━━━━━ ENTRIES
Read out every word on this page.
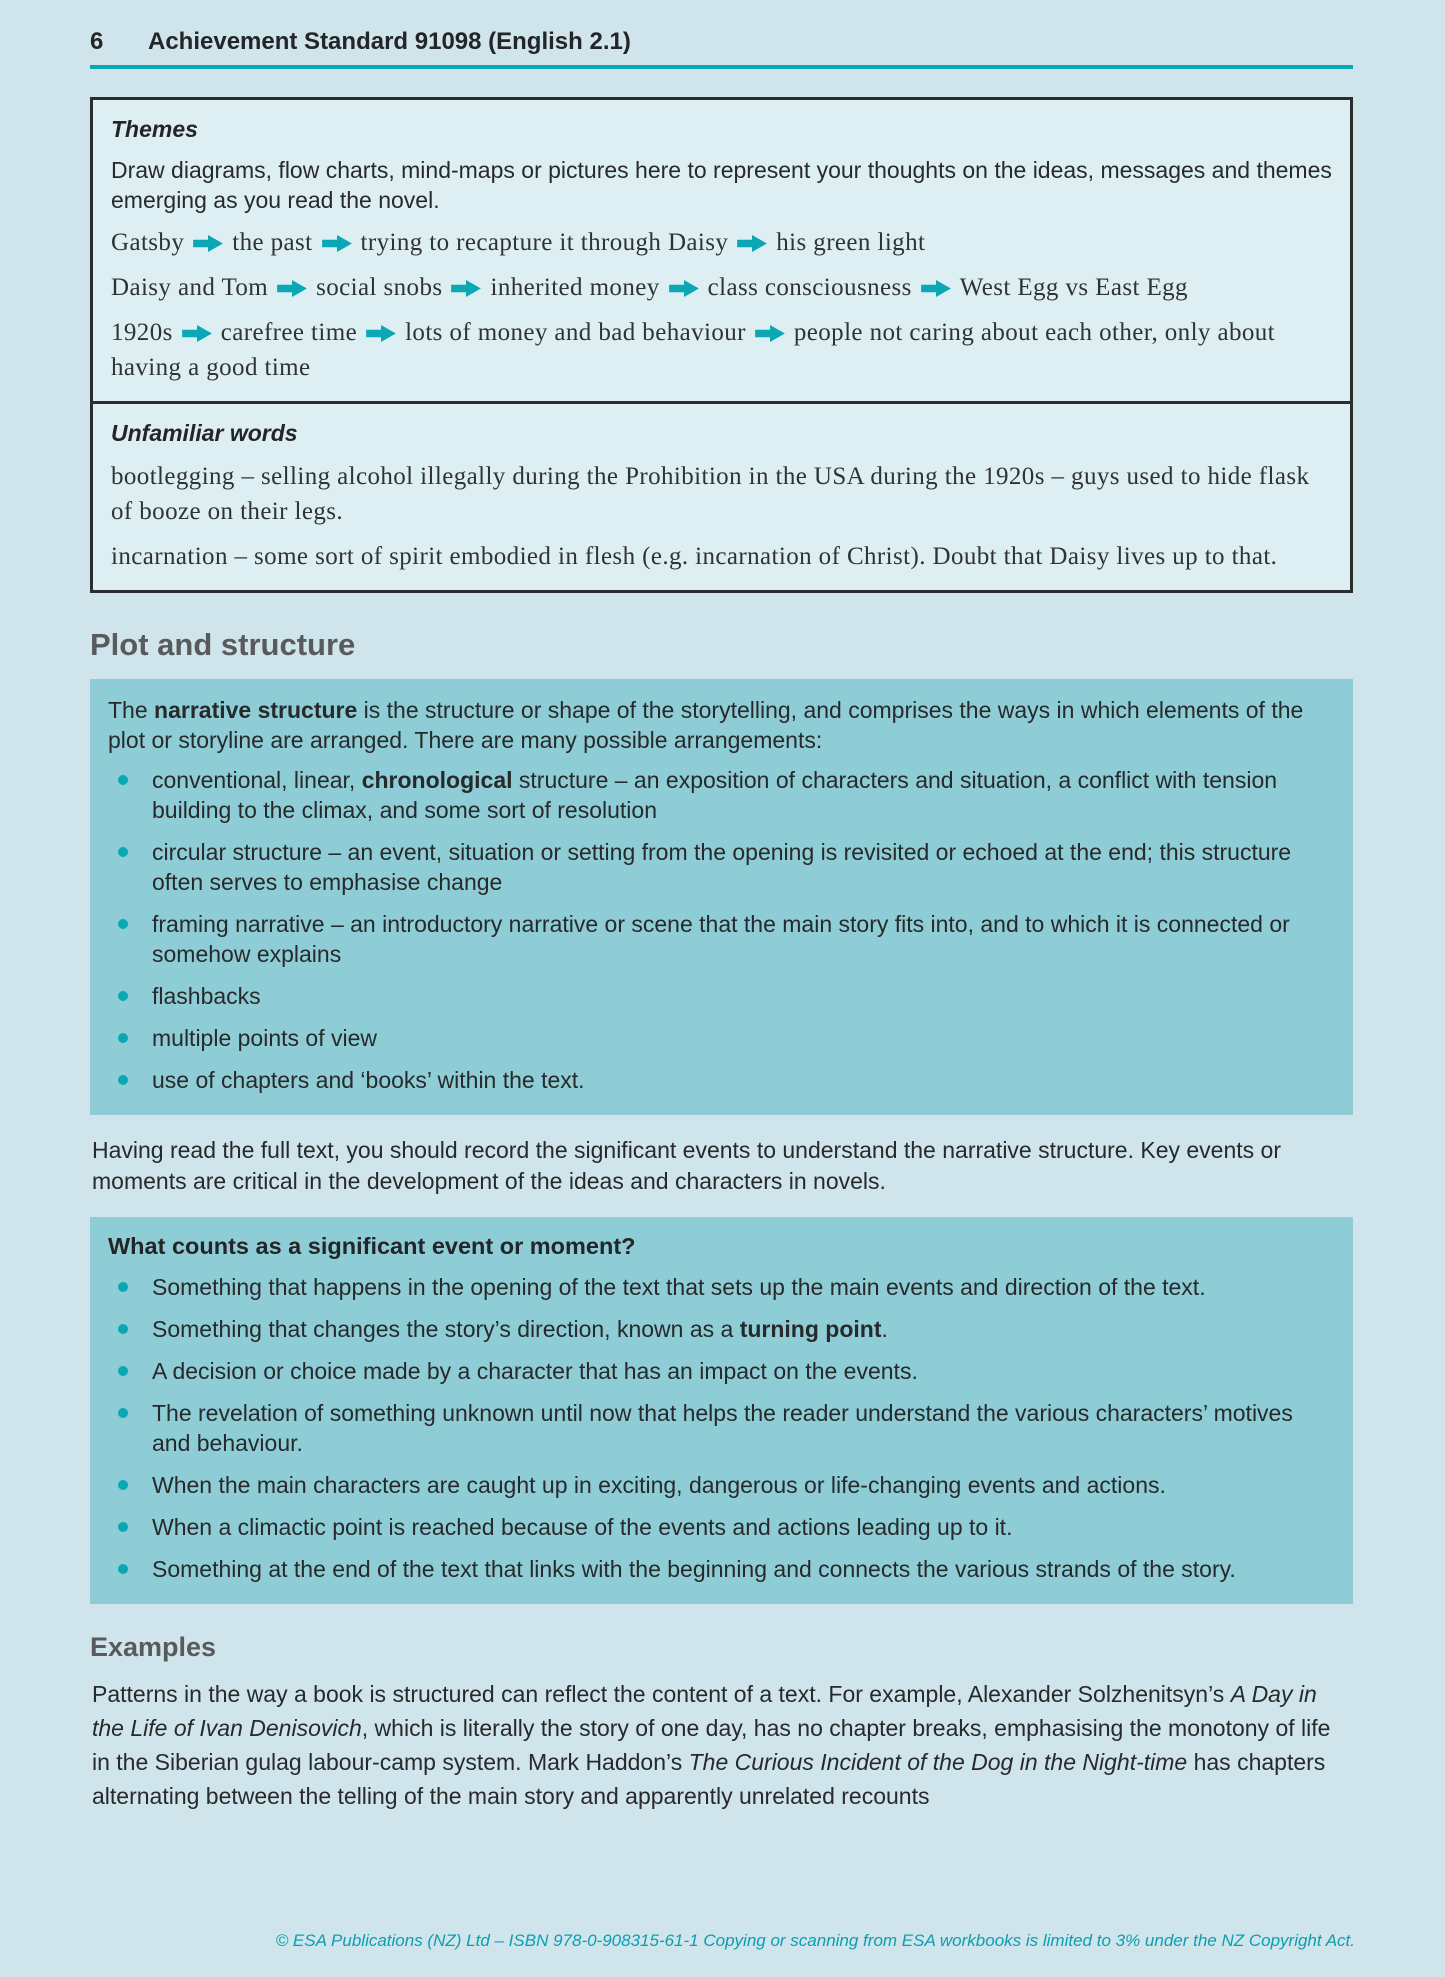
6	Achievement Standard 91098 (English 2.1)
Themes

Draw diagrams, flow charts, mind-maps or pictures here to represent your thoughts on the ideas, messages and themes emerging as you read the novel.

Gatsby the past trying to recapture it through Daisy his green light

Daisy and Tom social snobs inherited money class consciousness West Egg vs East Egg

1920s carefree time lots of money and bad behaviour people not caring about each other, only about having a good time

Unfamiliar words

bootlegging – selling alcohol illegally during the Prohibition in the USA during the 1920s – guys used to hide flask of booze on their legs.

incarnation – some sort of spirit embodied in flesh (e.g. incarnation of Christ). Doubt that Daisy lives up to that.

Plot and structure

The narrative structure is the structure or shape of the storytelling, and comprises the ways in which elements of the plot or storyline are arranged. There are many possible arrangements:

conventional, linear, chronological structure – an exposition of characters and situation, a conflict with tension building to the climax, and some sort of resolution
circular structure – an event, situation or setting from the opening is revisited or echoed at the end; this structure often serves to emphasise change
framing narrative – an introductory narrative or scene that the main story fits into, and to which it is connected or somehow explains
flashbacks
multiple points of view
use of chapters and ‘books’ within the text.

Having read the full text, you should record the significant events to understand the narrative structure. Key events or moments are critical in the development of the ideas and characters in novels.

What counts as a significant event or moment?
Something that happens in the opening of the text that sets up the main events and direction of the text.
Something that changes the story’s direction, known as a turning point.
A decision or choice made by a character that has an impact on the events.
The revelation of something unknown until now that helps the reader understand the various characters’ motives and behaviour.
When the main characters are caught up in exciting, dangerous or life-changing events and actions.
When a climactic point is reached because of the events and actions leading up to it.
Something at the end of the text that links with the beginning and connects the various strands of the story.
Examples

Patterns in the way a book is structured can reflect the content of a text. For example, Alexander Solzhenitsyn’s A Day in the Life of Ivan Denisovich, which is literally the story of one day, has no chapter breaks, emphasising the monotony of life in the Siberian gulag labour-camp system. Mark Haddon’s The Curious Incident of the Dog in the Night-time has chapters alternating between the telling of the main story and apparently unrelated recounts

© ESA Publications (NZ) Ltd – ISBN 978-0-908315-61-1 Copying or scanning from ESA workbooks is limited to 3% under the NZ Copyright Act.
━━━━━━━━━━
* [INSTRUCTION]: Give the material again exactly as it is, but keep the pictures out.

* [RESULT OF THIS TASK]:
Read out every word on this page.
6	Achievement Standard 91098 (English 2.1)
Themes

Draw diagrams, flow charts, mind-maps or pictures here to represent your thoughts on the ideas, messages and themes emerging as you read the novel.

Gatsby the past trying to recapture it through Daisy his green light

Daisy and Tom social snobs inherited money class consciousness West Egg vs East Egg

1920s carefree time lots of money and bad behaviour people not caring about each other, only about having a good time

Unfamiliar words

bootlegging – selling alcohol illegally during the Prohibition in the USA during the 1920s – guys used to hide flask of booze on their legs.

incarnation – some sort of spirit embodied in flesh (e.g. incarnation of Christ). Doubt that Daisy lives up to that.

Plot and structure

The narrative structure is the structure or shape of the storytelling, and comprises the ways in which elements of the plot or storyline are arranged. There are many possible arrangements:

conventional, linear, chronological structure – an exposition of characters and situation, a conflict with tension building to the climax, and some sort of resolution
circular structure – an event, situation or setting from the opening is revisited or echoed at the end; this structure often serves to emphasise change
framing narrative – an introductory narrative or scene that the main story fits into, and to which it is connected or somehow explains
flashbacks
multiple points of view
use of chapters and ‘books’ within the text.

Having read the full text, you should record the significant events to understand the narrative structure. Key events or moments are critical in the development of the ideas and characters in novels.

What counts as a significant event or moment?
Something that happens in the opening of the text that sets up the main events and direction of the text.
Something that changes the story’s direction, known as a turning point.
A decision or choice made by a character that has an impact on the events.
The revelation of something unknown until now that helps the reader understand the various characters’ motives and behaviour.
When the main characters are caught up in exciting, dangerous or life-changing events and actions.
When a climactic point is reached because of the events and actions leading up to it.
Something at the end of the text that links with the beginning and connects the various strands of the story.
Examples

Patterns in the way a book is structured can reflect the content of a text. For example, Alexander Solzhenitsyn’s A Day in the Life of Ivan Denisovich, which is literally the story of one day, has no chapter breaks, emphasising the monotony of life in the Siberian gulag labour-camp system. Mark Haddon’s The Curious Incident of the Dog in the Night-time has chapters alternating between the telling of the main story and apparently unrelated recounts

© ESA Publications (NZ) Ltd – ISBN 978-0-908315-61-1 Copying or scanning from ESA workbooks is limited to 3% under the NZ Copyright Act.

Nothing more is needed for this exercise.